__Your goal__. Retype every entry exactly, character for character.

##########

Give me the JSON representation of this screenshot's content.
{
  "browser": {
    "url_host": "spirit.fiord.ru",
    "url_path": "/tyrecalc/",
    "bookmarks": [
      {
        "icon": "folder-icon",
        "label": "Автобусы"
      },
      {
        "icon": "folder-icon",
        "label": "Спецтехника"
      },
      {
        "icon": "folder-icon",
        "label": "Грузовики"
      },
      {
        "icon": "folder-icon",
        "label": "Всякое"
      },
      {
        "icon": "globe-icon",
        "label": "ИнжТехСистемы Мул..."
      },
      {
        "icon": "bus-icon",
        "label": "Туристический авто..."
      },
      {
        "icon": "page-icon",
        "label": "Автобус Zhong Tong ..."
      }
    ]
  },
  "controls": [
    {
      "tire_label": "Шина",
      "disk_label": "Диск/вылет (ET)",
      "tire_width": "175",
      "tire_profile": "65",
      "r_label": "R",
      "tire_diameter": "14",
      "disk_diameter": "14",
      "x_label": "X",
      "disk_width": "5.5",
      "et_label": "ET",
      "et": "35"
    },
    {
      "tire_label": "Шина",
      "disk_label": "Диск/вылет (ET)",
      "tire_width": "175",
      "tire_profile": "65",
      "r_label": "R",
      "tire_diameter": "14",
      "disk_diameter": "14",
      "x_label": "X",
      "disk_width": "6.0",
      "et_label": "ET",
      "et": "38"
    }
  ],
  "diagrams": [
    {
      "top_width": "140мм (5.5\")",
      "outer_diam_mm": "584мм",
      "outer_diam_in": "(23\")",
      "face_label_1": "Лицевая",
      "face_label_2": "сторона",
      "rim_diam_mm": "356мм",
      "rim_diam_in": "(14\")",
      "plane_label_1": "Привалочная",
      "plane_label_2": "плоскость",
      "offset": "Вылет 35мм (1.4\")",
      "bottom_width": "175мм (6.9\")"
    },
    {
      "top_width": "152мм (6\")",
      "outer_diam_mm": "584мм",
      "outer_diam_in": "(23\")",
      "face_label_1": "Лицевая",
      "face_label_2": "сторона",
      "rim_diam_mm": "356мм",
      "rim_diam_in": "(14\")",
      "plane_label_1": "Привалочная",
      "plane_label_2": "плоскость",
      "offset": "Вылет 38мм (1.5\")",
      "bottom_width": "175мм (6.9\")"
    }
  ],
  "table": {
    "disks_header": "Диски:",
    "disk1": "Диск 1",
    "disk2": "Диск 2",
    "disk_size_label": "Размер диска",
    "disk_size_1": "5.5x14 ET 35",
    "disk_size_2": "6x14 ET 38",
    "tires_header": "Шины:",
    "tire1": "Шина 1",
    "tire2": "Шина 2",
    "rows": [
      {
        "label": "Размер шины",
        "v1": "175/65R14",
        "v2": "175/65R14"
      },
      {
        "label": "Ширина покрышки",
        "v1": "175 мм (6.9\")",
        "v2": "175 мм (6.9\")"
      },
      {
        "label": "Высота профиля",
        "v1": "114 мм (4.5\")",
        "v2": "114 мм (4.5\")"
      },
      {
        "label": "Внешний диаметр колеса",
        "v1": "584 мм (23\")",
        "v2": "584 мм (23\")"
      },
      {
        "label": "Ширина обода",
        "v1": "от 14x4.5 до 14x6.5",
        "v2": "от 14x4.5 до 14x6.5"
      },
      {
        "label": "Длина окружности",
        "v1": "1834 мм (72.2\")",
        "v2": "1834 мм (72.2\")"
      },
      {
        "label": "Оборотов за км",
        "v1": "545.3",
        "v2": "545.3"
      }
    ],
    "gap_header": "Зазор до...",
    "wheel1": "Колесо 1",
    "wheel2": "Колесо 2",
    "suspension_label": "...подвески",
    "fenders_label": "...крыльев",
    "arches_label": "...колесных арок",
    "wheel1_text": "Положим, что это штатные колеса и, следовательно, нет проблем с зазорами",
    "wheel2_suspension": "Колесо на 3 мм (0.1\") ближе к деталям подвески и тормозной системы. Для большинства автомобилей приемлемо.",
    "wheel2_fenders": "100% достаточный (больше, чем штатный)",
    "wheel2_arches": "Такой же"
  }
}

##########

__Full answer__.
Give me the JSON representation of this screenshot's content.
{
  "browser": {
    "url_host": "spirit.fiord.ru",
    "url_path": "/tyrecalc/",
    "bookmarks": [
      {
        "icon": "folder-icon",
        "label": "Автобусы"
      },
      {
        "icon": "folder-icon",
        "label": "Спецтехника"
      },
      {
        "icon": "folder-icon",
        "label": "Грузовики"
      },
      {
        "icon": "folder-icon",
        "label": "Всякое"
      },
      {
        "icon": "globe-icon",
        "label": "ИнжТехСистемы Мул..."
      },
      {
        "icon": "bus-icon",
        "label": "Туристический авто..."
      },
      {
        "icon": "page-icon",
        "label": "Автобус Zhong Tong ..."
      }
    ]
  },
  "controls": [
    {
      "tire_label": "Шина",
      "disk_label": "Диск/вылет (ET)",
      "tire_width": "175",
      "tire_profile": "65",
      "r_label": "R",
      "tire_diameter": "14",
      "disk_diameter": "14",
      "x_label": "X",
      "disk_width": "5.5",
      "et_label": "ET",
      "et": "35"
    },
    {
      "tire_label": "Шина",
      "disk_label": "Диск/вылет (ET)",
      "tire_width": "175",
      "tire_profile": "65",
      "r_label": "R",
      "tire_diameter": "14",
      "disk_diameter": "14",
      "x_label": "X",
      "disk_width": "6.0",
      "et_label": "ET",
      "et": "38"
    }
  ],
  "diagrams": [
    {
      "top_width": "140мм (5.5\")",
      "outer_diam_mm": "584мм",
      "outer_diam_in": "(23\")",
      "face_label_1": "Лицевая",
      "face_label_2": "сторона",
      "rim_diam_mm": "356мм",
      "rim_diam_in": "(14\")",
      "plane_label_1": "Привалочная",
      "plane_label_2": "плоскость",
      "offset": "Вылет 35мм (1.4\")",
      "bottom_width": "175мм (6.9\")"
    },
    {
      "top_width": "152мм (6\")",
      "outer_diam_mm": "584мм",
      "outer_diam_in": "(23\")",
      "face_label_1": "Лицевая",
      "face_label_2": "сторона",
      "rim_diam_mm": "356мм",
      "rim_diam_in": "(14\")",
      "plane_label_1": "Привалочная",
      "plane_label_2": "плоскость",
      "offset": "Вылет 38мм (1.5\")",
      "bottom_width": "175мм (6.9\")"
    }
  ],
  "table": {
    "disks_header": "Диски:",
    "disk1": "Диск 1",
    "disk2": "Диск 2",
    "disk_size_label": "Размер диска",
    "disk_size_1": "5.5x14 ET 35",
    "disk_size_2": "6x14 ET 38",
    "tires_header": "Шины:",
    "tire1": "Шина 1",
    "tire2": "Шина 2",
    "rows": [
      {
        "label": "Размер шины",
        "v1": "175/65R14",
        "v2": "175/65R14"
      },
      {
        "label": "Ширина покрышки",
        "v1": "175 мм (6.9\")",
        "v2": "175 мм (6.9\")"
      },
      {
        "label": "Высота профиля",
        "v1": "114 мм (4.5\")",
        "v2": "114 мм (4.5\")"
      },
      {
        "label": "Внешний диаметр колеса",
        "v1": "584 мм (23\")",
        "v2": "584 мм (23\")"
      },
      {
        "label": "Ширина обода",
        "v1": "от 14x4.5 до 14x6.5",
        "v2": "от 14x4.5 до 14x6.5"
      },
      {
        "label": "Длина окружности",
        "v1": "1834 мм (72.2\")",
        "v2": "1834 мм (72.2\")"
      },
      {
        "label": "Оборотов за км",
        "v1": "545.3",
        "v2": "545.3"
      }
    ],
    "gap_header": "Зазор до...",
    "wheel1": "Колесо 1",
    "wheel2": "Колесо 2",
    "suspension_label": "...подвески",
    "fenders_label": "...крыльев",
    "arches_label": "...колесных арок",
    "wheel1_text": "Положим, что это штатные колеса и, следовательно, нет проблем с зазорами",
    "wheel2_suspension": "Колесо на 3 мм (0.1\") ближе к деталям подвески и тормозной системы. Для большинства автомобилей приемлемо.",
    "wheel2_fenders": "100% достаточный (больше, чем штатный)",
    "wheel2_arches": "Такой же"
  }
}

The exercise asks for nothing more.